Leave out any picture and return the remaining listing below exactly as given.
— begin —
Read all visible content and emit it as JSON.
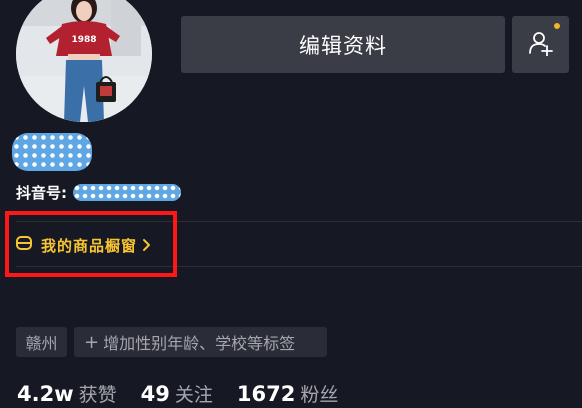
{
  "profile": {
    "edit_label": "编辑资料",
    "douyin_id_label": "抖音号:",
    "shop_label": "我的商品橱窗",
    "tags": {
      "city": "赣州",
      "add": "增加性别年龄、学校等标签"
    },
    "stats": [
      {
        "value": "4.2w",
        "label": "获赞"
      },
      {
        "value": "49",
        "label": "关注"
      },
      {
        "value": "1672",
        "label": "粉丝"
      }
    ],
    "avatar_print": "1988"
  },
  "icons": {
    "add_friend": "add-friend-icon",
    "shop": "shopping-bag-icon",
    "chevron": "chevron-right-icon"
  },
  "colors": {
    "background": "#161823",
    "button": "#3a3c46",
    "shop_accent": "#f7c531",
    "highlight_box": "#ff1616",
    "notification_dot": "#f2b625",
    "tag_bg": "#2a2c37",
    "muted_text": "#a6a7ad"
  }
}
— end —
Output below:
Read all visible content and emit it as JSON.
{
  "profile": {
    "edit_label": "编辑资料",
    "douyin_id_label": "抖音号:",
    "shop_label": "我的商品橱窗",
    "tags": {
      "city": "赣州",
      "add": "增加性别年龄、学校等标签"
    },
    "stats": [
      {
        "value": "4.2w",
        "label": "获赞"
      },
      {
        "value": "49",
        "label": "关注"
      },
      {
        "value": "1672",
        "label": "粉丝"
      }
    ],
    "avatar_print": "1988"
  },
  "icons": {
    "add_friend": "add-friend-icon",
    "shop": "shopping-bag-icon",
    "chevron": "chevron-right-icon"
  },
  "colors": {
    "background": "#161823",
    "button": "#3a3c46",
    "shop_accent": "#f7c531",
    "highlight_box": "#ff1616",
    "notification_dot": "#f2b625",
    "tag_bg": "#2a2c37",
    "muted_text": "#a6a7ad"
  }
}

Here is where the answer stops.